## Task to carry out
Repeat the lines that follow, leaving nothing out.

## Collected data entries

★ ★ ★ ★ ★ ★ ★

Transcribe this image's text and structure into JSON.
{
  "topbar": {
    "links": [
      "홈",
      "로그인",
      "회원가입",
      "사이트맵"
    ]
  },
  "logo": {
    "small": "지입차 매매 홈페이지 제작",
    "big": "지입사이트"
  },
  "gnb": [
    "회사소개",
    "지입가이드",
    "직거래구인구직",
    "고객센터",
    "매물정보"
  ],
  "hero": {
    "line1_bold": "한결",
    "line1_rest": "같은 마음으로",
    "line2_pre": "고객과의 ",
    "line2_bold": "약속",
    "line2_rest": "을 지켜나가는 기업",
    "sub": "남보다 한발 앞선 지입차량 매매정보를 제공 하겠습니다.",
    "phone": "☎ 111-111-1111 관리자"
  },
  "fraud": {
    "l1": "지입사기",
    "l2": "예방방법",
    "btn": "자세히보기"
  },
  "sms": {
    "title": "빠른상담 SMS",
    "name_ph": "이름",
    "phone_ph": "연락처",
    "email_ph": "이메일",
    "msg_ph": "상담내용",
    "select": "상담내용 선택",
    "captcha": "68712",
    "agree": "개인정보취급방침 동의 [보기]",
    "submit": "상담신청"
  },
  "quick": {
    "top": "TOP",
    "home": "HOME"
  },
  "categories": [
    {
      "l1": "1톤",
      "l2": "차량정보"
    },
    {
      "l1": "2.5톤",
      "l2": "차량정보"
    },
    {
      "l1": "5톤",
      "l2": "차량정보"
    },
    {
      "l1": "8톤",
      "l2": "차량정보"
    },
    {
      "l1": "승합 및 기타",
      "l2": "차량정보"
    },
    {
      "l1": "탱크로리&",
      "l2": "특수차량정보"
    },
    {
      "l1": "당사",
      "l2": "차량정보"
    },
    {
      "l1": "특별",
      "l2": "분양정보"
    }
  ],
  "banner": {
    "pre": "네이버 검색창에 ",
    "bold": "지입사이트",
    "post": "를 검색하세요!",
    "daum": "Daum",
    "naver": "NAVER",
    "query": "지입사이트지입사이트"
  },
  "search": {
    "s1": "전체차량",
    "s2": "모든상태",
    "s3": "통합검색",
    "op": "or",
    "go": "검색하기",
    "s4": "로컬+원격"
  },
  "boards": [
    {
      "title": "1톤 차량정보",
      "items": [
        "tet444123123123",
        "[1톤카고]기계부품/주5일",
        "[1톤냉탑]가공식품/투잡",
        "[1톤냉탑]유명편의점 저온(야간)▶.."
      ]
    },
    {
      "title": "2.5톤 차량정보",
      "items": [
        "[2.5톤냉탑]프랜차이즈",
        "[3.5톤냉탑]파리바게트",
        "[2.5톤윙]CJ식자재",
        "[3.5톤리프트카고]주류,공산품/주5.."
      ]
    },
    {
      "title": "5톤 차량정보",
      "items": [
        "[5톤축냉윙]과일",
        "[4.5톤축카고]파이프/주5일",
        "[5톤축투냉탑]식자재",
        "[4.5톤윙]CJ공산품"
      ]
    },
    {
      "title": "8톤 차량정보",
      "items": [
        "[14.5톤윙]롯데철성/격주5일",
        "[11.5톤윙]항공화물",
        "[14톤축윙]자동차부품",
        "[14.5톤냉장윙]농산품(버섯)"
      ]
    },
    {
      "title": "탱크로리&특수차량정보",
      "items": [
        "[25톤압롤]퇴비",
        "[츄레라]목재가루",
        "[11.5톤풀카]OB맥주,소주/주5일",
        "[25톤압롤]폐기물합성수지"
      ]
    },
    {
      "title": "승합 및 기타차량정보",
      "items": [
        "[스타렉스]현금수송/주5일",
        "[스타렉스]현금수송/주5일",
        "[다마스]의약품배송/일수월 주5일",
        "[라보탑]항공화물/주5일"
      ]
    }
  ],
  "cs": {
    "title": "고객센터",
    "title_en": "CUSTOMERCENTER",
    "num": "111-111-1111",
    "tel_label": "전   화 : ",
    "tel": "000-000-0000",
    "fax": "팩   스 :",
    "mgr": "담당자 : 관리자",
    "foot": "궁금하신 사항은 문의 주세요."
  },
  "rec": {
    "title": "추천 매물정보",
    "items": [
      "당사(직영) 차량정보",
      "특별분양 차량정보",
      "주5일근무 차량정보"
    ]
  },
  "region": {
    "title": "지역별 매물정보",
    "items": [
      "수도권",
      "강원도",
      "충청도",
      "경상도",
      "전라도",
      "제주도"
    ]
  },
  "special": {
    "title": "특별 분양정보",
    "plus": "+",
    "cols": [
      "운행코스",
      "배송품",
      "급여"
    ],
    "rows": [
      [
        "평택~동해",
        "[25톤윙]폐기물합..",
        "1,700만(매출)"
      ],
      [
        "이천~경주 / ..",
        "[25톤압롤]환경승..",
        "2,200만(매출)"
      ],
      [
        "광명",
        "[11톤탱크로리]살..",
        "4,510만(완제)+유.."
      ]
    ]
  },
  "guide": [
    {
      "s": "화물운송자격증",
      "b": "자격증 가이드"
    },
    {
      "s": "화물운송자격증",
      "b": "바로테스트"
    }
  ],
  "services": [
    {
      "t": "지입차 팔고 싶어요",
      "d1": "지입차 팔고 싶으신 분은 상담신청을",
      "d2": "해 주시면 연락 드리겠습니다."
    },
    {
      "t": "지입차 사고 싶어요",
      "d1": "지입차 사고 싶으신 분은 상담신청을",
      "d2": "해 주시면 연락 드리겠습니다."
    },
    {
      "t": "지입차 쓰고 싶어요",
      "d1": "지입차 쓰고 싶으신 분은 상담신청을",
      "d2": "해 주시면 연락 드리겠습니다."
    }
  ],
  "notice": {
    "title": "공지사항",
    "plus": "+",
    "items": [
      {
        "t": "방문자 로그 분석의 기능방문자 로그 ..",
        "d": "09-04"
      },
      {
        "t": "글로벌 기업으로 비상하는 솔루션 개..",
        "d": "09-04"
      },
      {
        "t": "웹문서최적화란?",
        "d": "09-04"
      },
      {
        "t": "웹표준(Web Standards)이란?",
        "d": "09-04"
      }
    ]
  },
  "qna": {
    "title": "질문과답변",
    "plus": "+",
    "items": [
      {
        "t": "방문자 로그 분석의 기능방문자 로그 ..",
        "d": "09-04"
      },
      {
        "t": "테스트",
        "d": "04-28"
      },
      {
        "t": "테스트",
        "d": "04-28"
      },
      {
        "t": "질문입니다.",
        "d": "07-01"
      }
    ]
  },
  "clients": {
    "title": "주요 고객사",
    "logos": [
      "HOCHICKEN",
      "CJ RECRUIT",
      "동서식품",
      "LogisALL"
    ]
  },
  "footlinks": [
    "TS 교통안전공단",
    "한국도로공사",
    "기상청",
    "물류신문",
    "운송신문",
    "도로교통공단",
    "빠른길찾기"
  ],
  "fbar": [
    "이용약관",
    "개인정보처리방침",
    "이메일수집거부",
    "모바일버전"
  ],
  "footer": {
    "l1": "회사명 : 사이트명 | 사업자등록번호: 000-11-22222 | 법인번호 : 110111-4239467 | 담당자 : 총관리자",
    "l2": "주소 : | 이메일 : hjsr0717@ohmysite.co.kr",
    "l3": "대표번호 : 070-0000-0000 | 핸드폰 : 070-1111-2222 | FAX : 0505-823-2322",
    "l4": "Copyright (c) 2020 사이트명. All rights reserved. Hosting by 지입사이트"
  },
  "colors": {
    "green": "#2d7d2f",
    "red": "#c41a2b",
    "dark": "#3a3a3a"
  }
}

★ ★ ★ ★ ★ ★ ★

## Solution for this exercise
Transcribe this image's text and structure into JSON.
{
  "topbar": {
    "links": [
      "홈",
      "로그인",
      "회원가입",
      "사이트맵"
    ]
  },
  "logo": {
    "small": "지입차 매매 홈페이지 제작",
    "big": "지입사이트"
  },
  "gnb": [
    "회사소개",
    "지입가이드",
    "직거래구인구직",
    "고객센터",
    "매물정보"
  ],
  "hero": {
    "line1_bold": "한결",
    "line1_rest": "같은 마음으로",
    "line2_pre": "고객과의 ",
    "line2_bold": "약속",
    "line2_rest": "을 지켜나가는 기업",
    "sub": "남보다 한발 앞선 지입차량 매매정보를 제공 하겠습니다.",
    "phone": "☎ 111-111-1111 관리자"
  },
  "fraud": {
    "l1": "지입사기",
    "l2": "예방방법",
    "btn": "자세히보기"
  },
  "sms": {
    "title": "빠른상담 SMS",
    "name_ph": "이름",
    "phone_ph": "연락처",
    "email_ph": "이메일",
    "msg_ph": "상담내용",
    "select": "상담내용 선택",
    "captcha": "68712",
    "agree": "개인정보취급방침 동의 [보기]",
    "submit": "상담신청"
  },
  "quick": {
    "top": "TOP",
    "home": "HOME"
  },
  "categories": [
    {
      "l1": "1톤",
      "l2": "차량정보"
    },
    {
      "l1": "2.5톤",
      "l2": "차량정보"
    },
    {
      "l1": "5톤",
      "l2": "차량정보"
    },
    {
      "l1": "8톤",
      "l2": "차량정보"
    },
    {
      "l1": "승합 및 기타",
      "l2": "차량정보"
    },
    {
      "l1": "탱크로리&",
      "l2": "특수차량정보"
    },
    {
      "l1": "당사",
      "l2": "차량정보"
    },
    {
      "l1": "특별",
      "l2": "분양정보"
    }
  ],
  "banner": {
    "pre": "네이버 검색창에 ",
    "bold": "지입사이트",
    "post": "를 검색하세요!",
    "daum": "Daum",
    "naver": "NAVER",
    "query": "지입사이트지입사이트"
  },
  "search": {
    "s1": "전체차량",
    "s2": "모든상태",
    "s3": "통합검색",
    "op": "or",
    "go": "검색하기",
    "s4": "로컬+원격"
  },
  "boards": [
    {
      "title": "1톤 차량정보",
      "items": [
        "tet444123123123",
        "[1톤카고]기계부품/주5일",
        "[1톤냉탑]가공식품/투잡",
        "[1톤냉탑]유명편의점 저온(야간)▶.."
      ]
    },
    {
      "title": "2.5톤 차량정보",
      "items": [
        "[2.5톤냉탑]프랜차이즈",
        "[3.5톤냉탑]파리바게트",
        "[2.5톤윙]CJ식자재",
        "[3.5톤리프트카고]주류,공산품/주5.."
      ]
    },
    {
      "title": "5톤 차량정보",
      "items": [
        "[5톤축냉윙]과일",
        "[4.5톤축카고]파이프/주5일",
        "[5톤축투냉탑]식자재",
        "[4.5톤윙]CJ공산품"
      ]
    },
    {
      "title": "8톤 차량정보",
      "items": [
        "[14.5톤윙]롯데철성/격주5일",
        "[11.5톤윙]항공화물",
        "[14톤축윙]자동차부품",
        "[14.5톤냉장윙]농산품(버섯)"
      ]
    },
    {
      "title": "탱크로리&특수차량정보",
      "items": [
        "[25톤압롤]퇴비",
        "[츄레라]목재가루",
        "[11.5톤풀카]OB맥주,소주/주5일",
        "[25톤압롤]폐기물합성수지"
      ]
    },
    {
      "title": "승합 및 기타차량정보",
      "items": [
        "[스타렉스]현금수송/주5일",
        "[스타렉스]현금수송/주5일",
        "[다마스]의약품배송/일수월 주5일",
        "[라보탑]항공화물/주5일"
      ]
    }
  ],
  "cs": {
    "title": "고객센터",
    "title_en": "CUSTOMERCENTER",
    "num": "111-111-1111",
    "tel_label": "전   화 : ",
    "tel": "000-000-0000",
    "fax": "팩   스 :",
    "mgr": "담당자 : 관리자",
    "foot": "궁금하신 사항은 문의 주세요."
  },
  "rec": {
    "title": "추천 매물정보",
    "items": [
      "당사(직영) 차량정보",
      "특별분양 차량정보",
      "주5일근무 차량정보"
    ]
  },
  "region": {
    "title": "지역별 매물정보",
    "items": [
      "수도권",
      "강원도",
      "충청도",
      "경상도",
      "전라도",
      "제주도"
    ]
  },
  "special": {
    "title": "특별 분양정보",
    "plus": "+",
    "cols": [
      "운행코스",
      "배송품",
      "급여"
    ],
    "rows": [
      [
        "평택~동해",
        "[25톤윙]폐기물합..",
        "1,700만(매출)"
      ],
      [
        "이천~경주 / ..",
        "[25톤압롤]환경승..",
        "2,200만(매출)"
      ],
      [
        "광명",
        "[11톤탱크로리]살..",
        "4,510만(완제)+유.."
      ]
    ]
  },
  "guide": [
    {
      "s": "화물운송자격증",
      "b": "자격증 가이드"
    },
    {
      "s": "화물운송자격증",
      "b": "바로테스트"
    }
  ],
  "services": [
    {
      "t": "지입차 팔고 싶어요",
      "d1": "지입차 팔고 싶으신 분은 상담신청을",
      "d2": "해 주시면 연락 드리겠습니다."
    },
    {
      "t": "지입차 사고 싶어요",
      "d1": "지입차 사고 싶으신 분은 상담신청을",
      "d2": "해 주시면 연락 드리겠습니다."
    },
    {
      "t": "지입차 쓰고 싶어요",
      "d1": "지입차 쓰고 싶으신 분은 상담신청을",
      "d2": "해 주시면 연락 드리겠습니다."
    }
  ],
  "notice": {
    "title": "공지사항",
    "plus": "+",
    "items": [
      {
        "t": "방문자 로그 분석의 기능방문자 로그 ..",
        "d": "09-04"
      },
      {
        "t": "글로벌 기업으로 비상하는 솔루션 개..",
        "d": "09-04"
      },
      {
        "t": "웹문서최적화란?",
        "d": "09-04"
      },
      {
        "t": "웹표준(Web Standards)이란?",
        "d": "09-04"
      }
    ]
  },
  "qna": {
    "title": "질문과답변",
    "plus": "+",
    "items": [
      {
        "t": "방문자 로그 분석의 기능방문자 로그 ..",
        "d": "09-04"
      },
      {
        "t": "테스트",
        "d": "04-28"
      },
      {
        "t": "테스트",
        "d": "04-28"
      },
      {
        "t": "질문입니다.",
        "d": "07-01"
      }
    ]
  },
  "clients": {
    "title": "주요 고객사",
    "logos": [
      "HOCHICKEN",
      "CJ RECRUIT",
      "동서식품",
      "LogisALL"
    ]
  },
  "footlinks": [
    "TS 교통안전공단",
    "한국도로공사",
    "기상청",
    "물류신문",
    "운송신문",
    "도로교통공단",
    "빠른길찾기"
  ],
  "fbar": [
    "이용약관",
    "개인정보처리방침",
    "이메일수집거부",
    "모바일버전"
  ],
  "footer": {
    "l1": "회사명 : 사이트명 | 사업자등록번호: 000-11-22222 | 법인번호 : 110111-4239467 | 담당자 : 총관리자",
    "l2": "주소 : | 이메일 : hjsr0717@ohmysite.co.kr",
    "l3": "대표번호 : 070-0000-0000 | 핸드폰 : 070-1111-2222 | FAX : 0505-823-2322",
    "l4": "Copyright (c) 2020 사이트명. All rights reserved. Hosting by 지입사이트"
  },
  "colors": {
    "green": "#2d7d2f",
    "red": "#c41a2b",
    "dark": "#3a3a3a"
  }
}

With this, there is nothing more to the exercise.